[Data tied to figure images]
-------

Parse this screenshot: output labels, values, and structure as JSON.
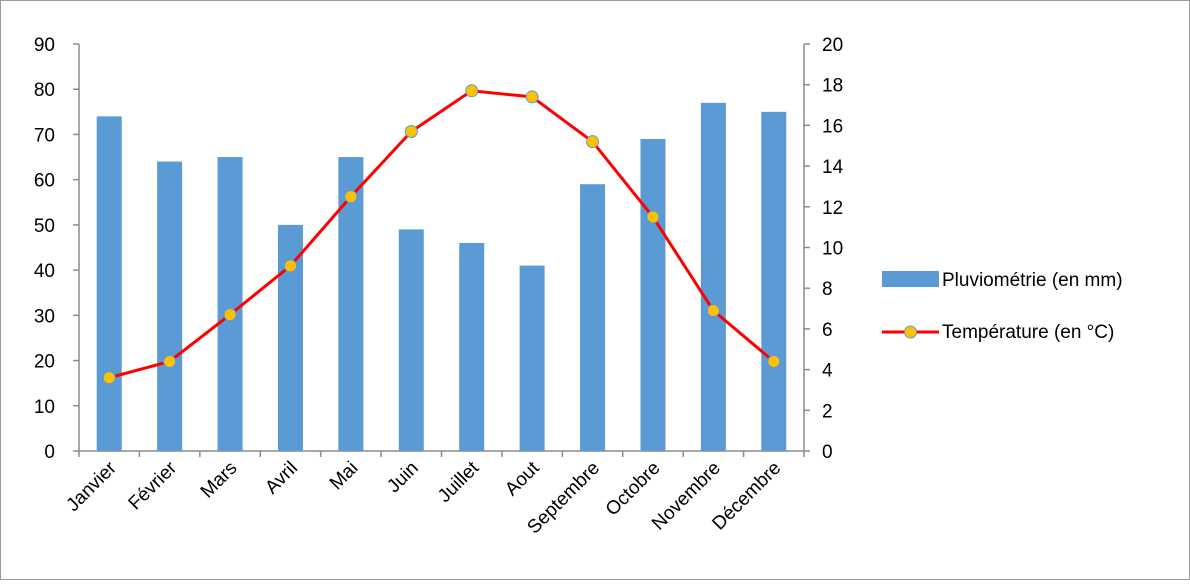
{
  "chart_data": {
    "type": "bar+line",
    "categories": [
      "Janvier",
      "Février",
      "Mars",
      "Avril",
      "Mai",
      "Juin",
      "Juillet",
      "Aout",
      "Septembre",
      "Octobre",
      "Novembre",
      "Décembre"
    ],
    "series": [
      {
        "name": "Pluviométrie (en mm)",
        "type": "bar",
        "axis": "left",
        "color": "#5b9bd5",
        "values": [
          74,
          64,
          65,
          50,
          65,
          49,
          46,
          41,
          59,
          69,
          77,
          75
        ]
      },
      {
        "name": "Température (en °C)",
        "type": "line",
        "axis": "right",
        "color": "#ff0000",
        "marker_fill": "#ffc000",
        "marker_stroke": "#5b9bd5",
        "values": [
          3.6,
          4.4,
          6.7,
          9.1,
          12.5,
          15.7,
          17.7,
          17.4,
          15.2,
          11.5,
          6.9,
          4.4
        ]
      }
    ],
    "y_left": {
      "min": 0,
      "max": 90,
      "step": 10,
      "ticks": [
        "0",
        "10",
        "20",
        "30",
        "40",
        "50",
        "60",
        "70",
        "80",
        "90"
      ]
    },
    "y_right": {
      "min": 0,
      "max": 20,
      "step": 2,
      "ticks": [
        "0",
        "2",
        "4",
        "6",
        "8",
        "10",
        "12",
        "14",
        "16",
        "18",
        "20"
      ]
    },
    "title": "",
    "xlabel": "",
    "ylabel": "",
    "grid": false,
    "legend_position": "right"
  }
}
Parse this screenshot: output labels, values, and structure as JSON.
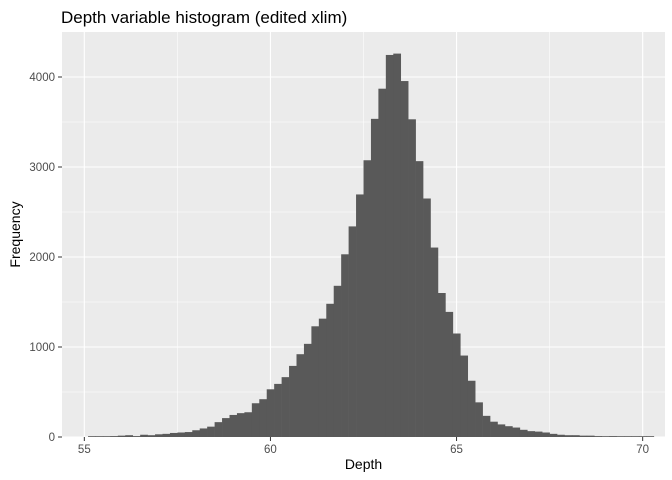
{
  "chart_data": {
    "type": "bar",
    "title": "Depth variable histogram (edited xlim)",
    "xlabel": "Depth",
    "ylabel": "Frequency",
    "xlim": [
      54.4,
      70.6
    ],
    "ylim": [
      0,
      4500
    ],
    "x_ticks": [
      55,
      60,
      65,
      70
    ],
    "x_tick_labels": [
      "55",
      "60",
      "65",
      "70"
    ],
    "y_ticks": [
      0,
      1000,
      2000,
      3000,
      4000
    ],
    "y_tick_labels": [
      "0",
      "1000",
      "2000",
      "3000",
      "4000"
    ],
    "grid": true,
    "bar_color": "#595959",
    "panel_color": "#ebebeb",
    "bin_width": 0.2,
    "bin_start": 55.1,
    "values": [
      5,
      5,
      5,
      10,
      15,
      20,
      10,
      25,
      20,
      30,
      35,
      45,
      50,
      55,
      75,
      95,
      115,
      165,
      210,
      245,
      265,
      275,
      375,
      420,
      530,
      590,
      665,
      790,
      920,
      1035,
      1230,
      1315,
      1480,
      1680,
      2030,
      2340,
      2695,
      3075,
      3535,
      3870,
      4245,
      4260,
      3955,
      3530,
      3065,
      2650,
      2105,
      1600,
      1390,
      1150,
      905,
      625,
      385,
      235,
      170,
      140,
      120,
      105,
      80,
      65,
      60,
      50,
      35,
      25,
      20,
      20,
      15,
      15,
      10,
      8,
      10,
      5,
      5,
      5,
      5,
      5
    ]
  }
}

-------

_DIRECTIONS FOR THIS TASK_. Restate the records above in full, word for word. Keep pictures out.

_OUTPUT FOR THIS EXERCISE_.
Parse this screenshot: output labels, values, and structure as JSON.
{
  "chart_data": {
    "type": "bar+line",
    "categories": [
      "Janvier",
      "Février",
      "Mars",
      "Avril",
      "Mai",
      "Juin",
      "Juillet",
      "Aout",
      "Septembre",
      "Octobre",
      "Novembre",
      "Décembre"
    ],
    "series": [
      {
        "name": "Pluviométrie (en mm)",
        "type": "bar",
        "axis": "left",
        "color": "#5b9bd5",
        "values": [
          74,
          64,
          65,
          50,
          65,
          49,
          46,
          41,
          59,
          69,
          77,
          75
        ]
      },
      {
        "name": "Température (en °C)",
        "type": "line",
        "axis": "right",
        "color": "#ff0000",
        "marker_fill": "#ffc000",
        "marker_stroke": "#5b9bd5",
        "values": [
          3.6,
          4.4,
          6.7,
          9.1,
          12.5,
          15.7,
          17.7,
          17.4,
          15.2,
          11.5,
          6.9,
          4.4
        ]
      }
    ],
    "y_left": {
      "min": 0,
      "max": 90,
      "step": 10,
      "ticks": [
        "0",
        "10",
        "20",
        "30",
        "40",
        "50",
        "60",
        "70",
        "80",
        "90"
      ]
    },
    "y_right": {
      "min": 0,
      "max": 20,
      "step": 2,
      "ticks": [
        "0",
        "2",
        "4",
        "6",
        "8",
        "10",
        "12",
        "14",
        "16",
        "18",
        "20"
      ]
    },
    "title": "",
    "xlabel": "",
    "ylabel": "",
    "grid": false,
    "legend_position": "right"
  }
}
Parse this screenshot: output labels, values, and structure as JSON.
{
  "chart_data": {
    "type": "bar",
    "title": "Depth variable histogram (edited xlim)",
    "xlabel": "Depth",
    "ylabel": "Frequency",
    "xlim": [
      54.4,
      70.6
    ],
    "ylim": [
      0,
      4500
    ],
    "x_ticks": [
      55,
      60,
      65,
      70
    ],
    "x_tick_labels": [
      "55",
      "60",
      "65",
      "70"
    ],
    "y_ticks": [
      0,
      1000,
      2000,
      3000,
      4000
    ],
    "y_tick_labels": [
      "0",
      "1000",
      "2000",
      "3000",
      "4000"
    ],
    "grid": true,
    "bar_color": "#595959",
    "panel_color": "#ebebeb",
    "bin_width": 0.2,
    "bin_start": 55.1,
    "values": [
      5,
      5,
      5,
      10,
      15,
      20,
      10,
      25,
      20,
      30,
      35,
      45,
      50,
      55,
      75,
      95,
      115,
      165,
      210,
      245,
      265,
      275,
      375,
      420,
      530,
      590,
      665,
      790,
      920,
      1035,
      1230,
      1315,
      1480,
      1680,
      2030,
      2340,
      2695,
      3075,
      3535,
      3870,
      4245,
      4260,
      3955,
      3530,
      3065,
      2650,
      2105,
      1600,
      1390,
      1150,
      905,
      625,
      385,
      235,
      170,
      140,
      120,
      105,
      80,
      65,
      60,
      50,
      35,
      25,
      20,
      20,
      15,
      15,
      10,
      8,
      10,
      5,
      5,
      5,
      5,
      5
    ]
  }
}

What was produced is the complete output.